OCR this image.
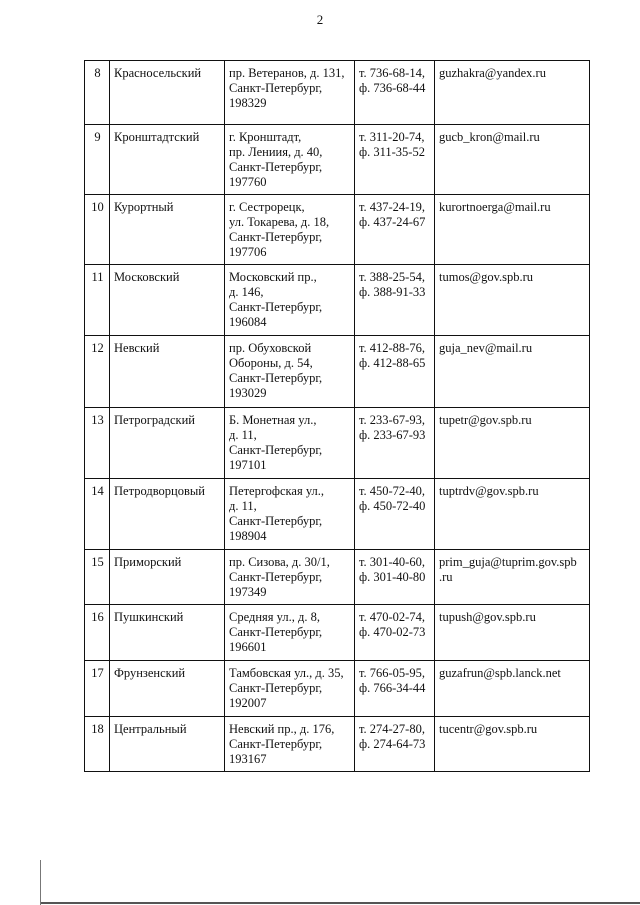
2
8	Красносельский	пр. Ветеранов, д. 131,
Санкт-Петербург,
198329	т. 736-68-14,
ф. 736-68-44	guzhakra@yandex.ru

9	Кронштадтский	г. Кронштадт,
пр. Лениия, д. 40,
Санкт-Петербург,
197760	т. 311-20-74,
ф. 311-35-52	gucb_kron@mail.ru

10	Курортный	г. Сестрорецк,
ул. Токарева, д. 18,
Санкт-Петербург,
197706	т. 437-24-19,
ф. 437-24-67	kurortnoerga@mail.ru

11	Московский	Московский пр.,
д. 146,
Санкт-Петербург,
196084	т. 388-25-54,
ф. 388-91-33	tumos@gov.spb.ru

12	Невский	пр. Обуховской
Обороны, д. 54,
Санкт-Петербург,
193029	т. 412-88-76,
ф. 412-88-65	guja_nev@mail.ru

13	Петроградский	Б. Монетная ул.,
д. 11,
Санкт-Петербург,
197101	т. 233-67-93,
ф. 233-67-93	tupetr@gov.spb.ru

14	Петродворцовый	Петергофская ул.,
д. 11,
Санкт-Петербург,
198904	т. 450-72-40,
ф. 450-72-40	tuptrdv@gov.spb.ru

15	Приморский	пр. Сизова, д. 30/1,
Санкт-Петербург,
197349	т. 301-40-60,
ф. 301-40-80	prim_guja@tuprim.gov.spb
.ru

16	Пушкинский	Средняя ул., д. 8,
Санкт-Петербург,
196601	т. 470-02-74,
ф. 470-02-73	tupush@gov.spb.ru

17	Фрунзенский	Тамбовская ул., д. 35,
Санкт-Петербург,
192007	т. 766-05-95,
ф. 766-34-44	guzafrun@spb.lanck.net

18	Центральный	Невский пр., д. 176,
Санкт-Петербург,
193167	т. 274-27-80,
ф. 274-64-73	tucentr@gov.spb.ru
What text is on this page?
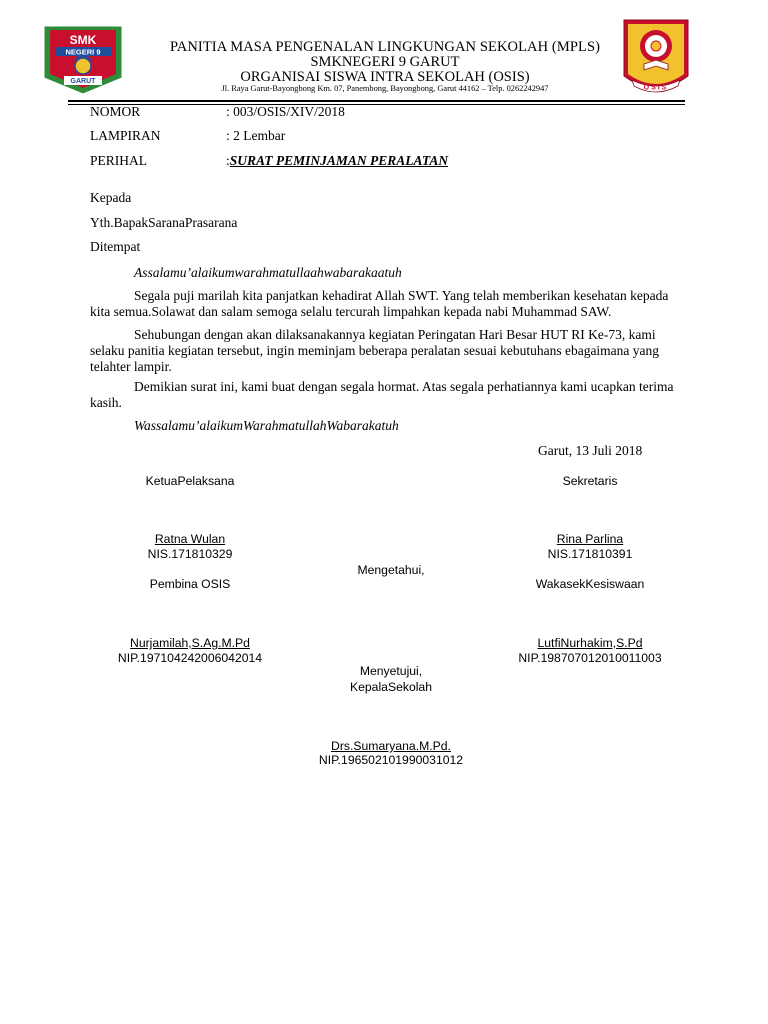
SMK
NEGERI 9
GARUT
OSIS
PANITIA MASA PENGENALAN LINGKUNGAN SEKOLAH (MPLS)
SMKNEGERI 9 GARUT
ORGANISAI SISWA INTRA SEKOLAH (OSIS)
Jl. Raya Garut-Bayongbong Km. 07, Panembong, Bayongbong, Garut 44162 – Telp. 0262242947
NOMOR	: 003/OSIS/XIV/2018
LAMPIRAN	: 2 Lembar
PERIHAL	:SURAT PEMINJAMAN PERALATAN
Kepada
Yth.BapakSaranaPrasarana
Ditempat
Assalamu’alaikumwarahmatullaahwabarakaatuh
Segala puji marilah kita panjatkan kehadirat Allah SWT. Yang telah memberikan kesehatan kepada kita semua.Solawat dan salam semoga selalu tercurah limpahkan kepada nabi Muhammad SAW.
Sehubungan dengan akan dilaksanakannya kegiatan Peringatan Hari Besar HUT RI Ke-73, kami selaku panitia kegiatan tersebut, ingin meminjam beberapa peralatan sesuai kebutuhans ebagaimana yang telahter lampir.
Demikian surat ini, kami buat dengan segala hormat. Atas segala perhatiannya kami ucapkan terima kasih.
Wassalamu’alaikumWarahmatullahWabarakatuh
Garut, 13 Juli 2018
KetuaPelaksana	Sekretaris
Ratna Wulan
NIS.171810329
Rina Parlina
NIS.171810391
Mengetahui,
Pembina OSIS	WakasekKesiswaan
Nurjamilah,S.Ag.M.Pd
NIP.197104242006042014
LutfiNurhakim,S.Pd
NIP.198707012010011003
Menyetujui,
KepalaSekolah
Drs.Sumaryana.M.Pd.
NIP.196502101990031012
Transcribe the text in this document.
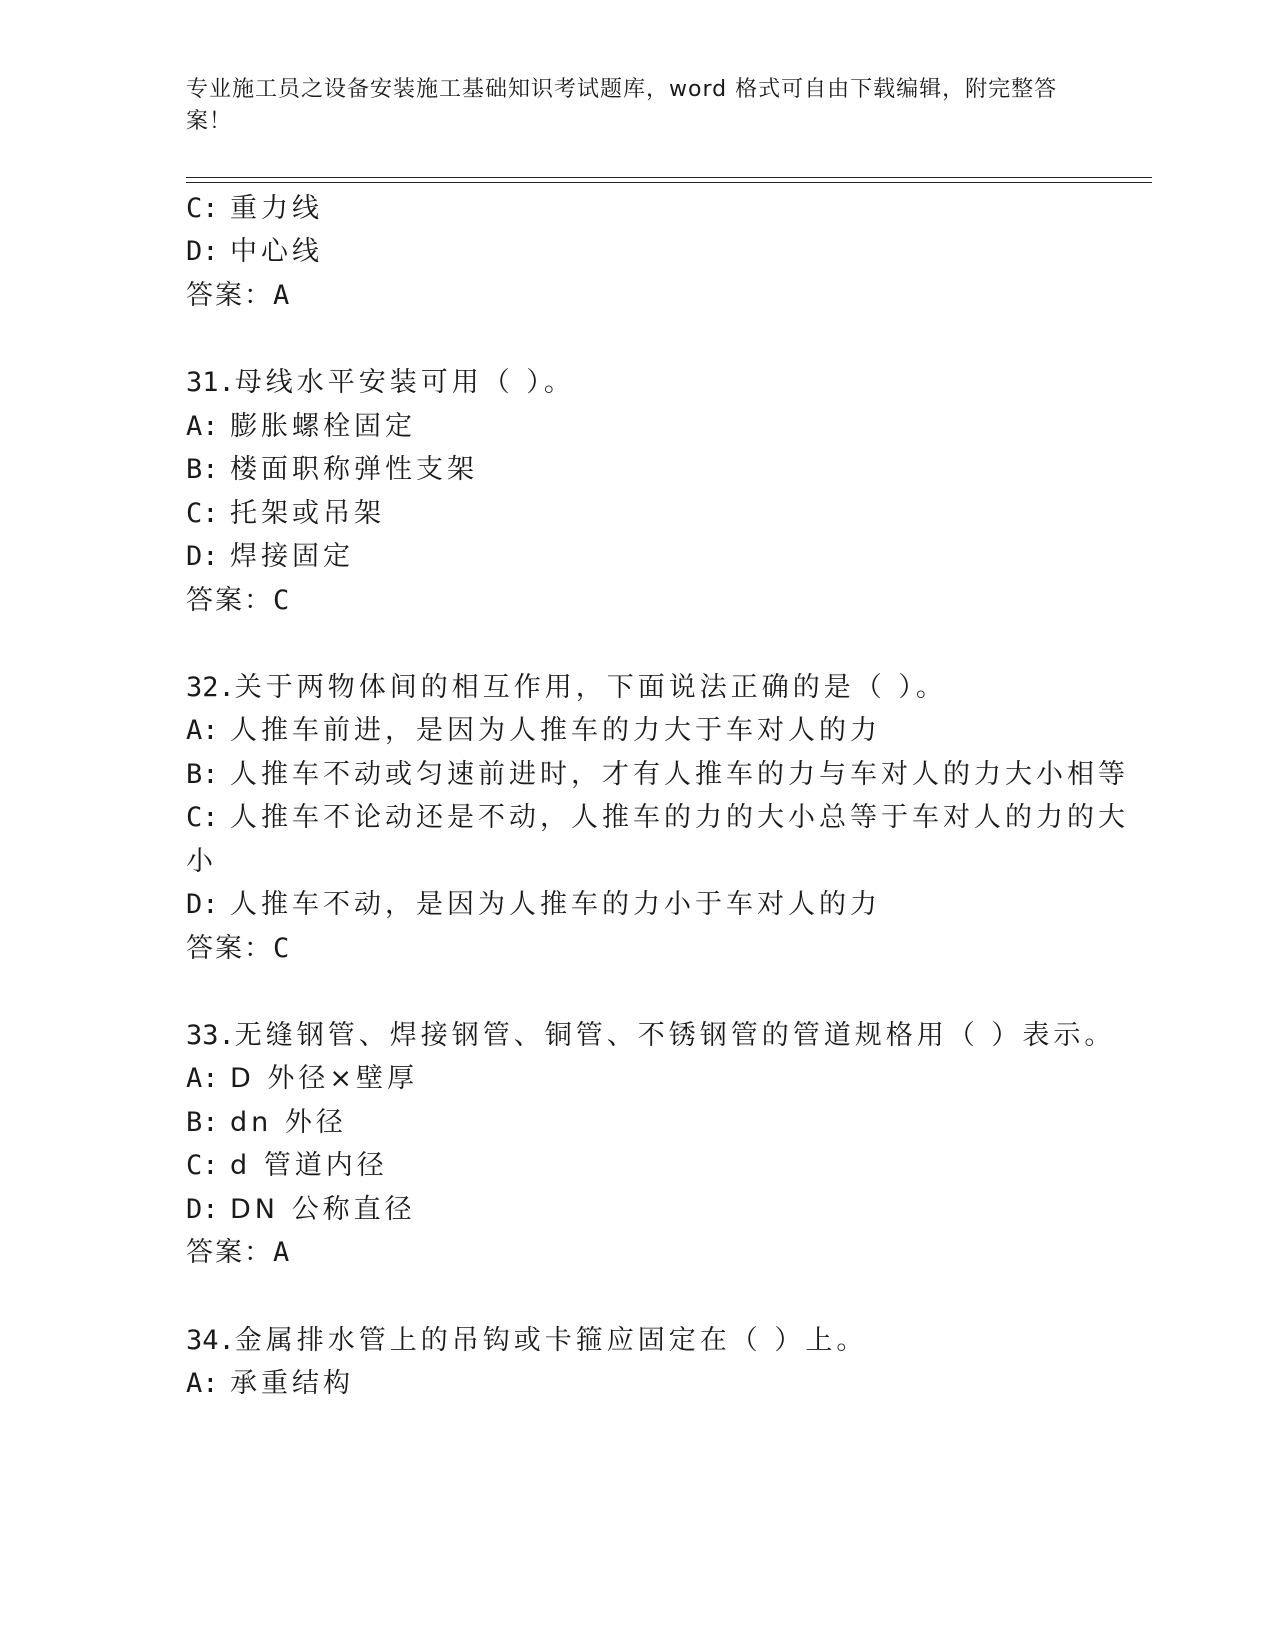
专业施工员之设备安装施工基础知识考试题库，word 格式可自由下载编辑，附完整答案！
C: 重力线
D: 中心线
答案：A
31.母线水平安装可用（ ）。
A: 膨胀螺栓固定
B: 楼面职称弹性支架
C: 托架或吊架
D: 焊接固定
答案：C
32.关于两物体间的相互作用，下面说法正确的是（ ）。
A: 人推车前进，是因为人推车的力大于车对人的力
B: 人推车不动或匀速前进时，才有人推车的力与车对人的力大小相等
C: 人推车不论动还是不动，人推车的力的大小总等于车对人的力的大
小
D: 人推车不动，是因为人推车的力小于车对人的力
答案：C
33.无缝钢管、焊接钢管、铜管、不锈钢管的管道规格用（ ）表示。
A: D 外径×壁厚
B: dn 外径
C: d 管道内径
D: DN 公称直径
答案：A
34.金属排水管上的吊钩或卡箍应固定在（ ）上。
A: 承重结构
_____
#### Given exercise
Find all lines where the word "Невский" appears. Copy them.

#### Exercise result
12	Невский	пр. Обуховской
18	Центральный	Невский пр., д. 176,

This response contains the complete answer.